- _Goal of the exercise_
Transcribe the records in full, keeping every character as it is.

--- begin ---

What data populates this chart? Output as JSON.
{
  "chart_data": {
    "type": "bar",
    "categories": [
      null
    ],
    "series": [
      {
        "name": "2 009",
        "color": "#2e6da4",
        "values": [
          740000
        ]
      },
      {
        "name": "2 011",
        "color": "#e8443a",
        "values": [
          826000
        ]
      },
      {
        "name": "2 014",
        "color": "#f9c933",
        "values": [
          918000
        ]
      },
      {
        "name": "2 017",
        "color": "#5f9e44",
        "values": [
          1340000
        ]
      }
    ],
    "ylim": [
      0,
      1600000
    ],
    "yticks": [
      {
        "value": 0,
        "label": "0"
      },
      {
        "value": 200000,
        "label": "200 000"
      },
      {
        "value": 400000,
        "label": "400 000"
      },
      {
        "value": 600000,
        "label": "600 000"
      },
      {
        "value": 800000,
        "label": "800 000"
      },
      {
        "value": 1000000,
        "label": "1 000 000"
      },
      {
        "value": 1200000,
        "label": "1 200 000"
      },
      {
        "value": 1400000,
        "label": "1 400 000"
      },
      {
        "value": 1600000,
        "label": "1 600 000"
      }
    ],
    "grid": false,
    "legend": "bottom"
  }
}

--- end ---

- _Answer to this task_
What data populates this chart? Output as JSON.
{
  "chart_data": {
    "type": "bar",
    "categories": [
      null
    ],
    "series": [
      {
        "name": "2 009",
        "color": "#2e6da4",
        "values": [
          740000
        ]
      },
      {
        "name": "2 011",
        "color": "#e8443a",
        "values": [
          826000
        ]
      },
      {
        "name": "2 014",
        "color": "#f9c933",
        "values": [
          918000
        ]
      },
      {
        "name": "2 017",
        "color": "#5f9e44",
        "values": [
          1340000
        ]
      }
    ],
    "ylim": [
      0,
      1600000
    ],
    "yticks": [
      {
        "value": 0,
        "label": "0"
      },
      {
        "value": 200000,
        "label": "200 000"
      },
      {
        "value": 400000,
        "label": "400 000"
      },
      {
        "value": 600000,
        "label": "600 000"
      },
      {
        "value": 800000,
        "label": "800 000"
      },
      {
        "value": 1000000,
        "label": "1 000 000"
      },
      {
        "value": 1200000,
        "label": "1 200 000"
      },
      {
        "value": 1400000,
        "label": "1 400 000"
      },
      {
        "value": 1600000,
        "label": "1 600 000"
      }
    ],
    "grid": false,
    "legend": "bottom"
  }
}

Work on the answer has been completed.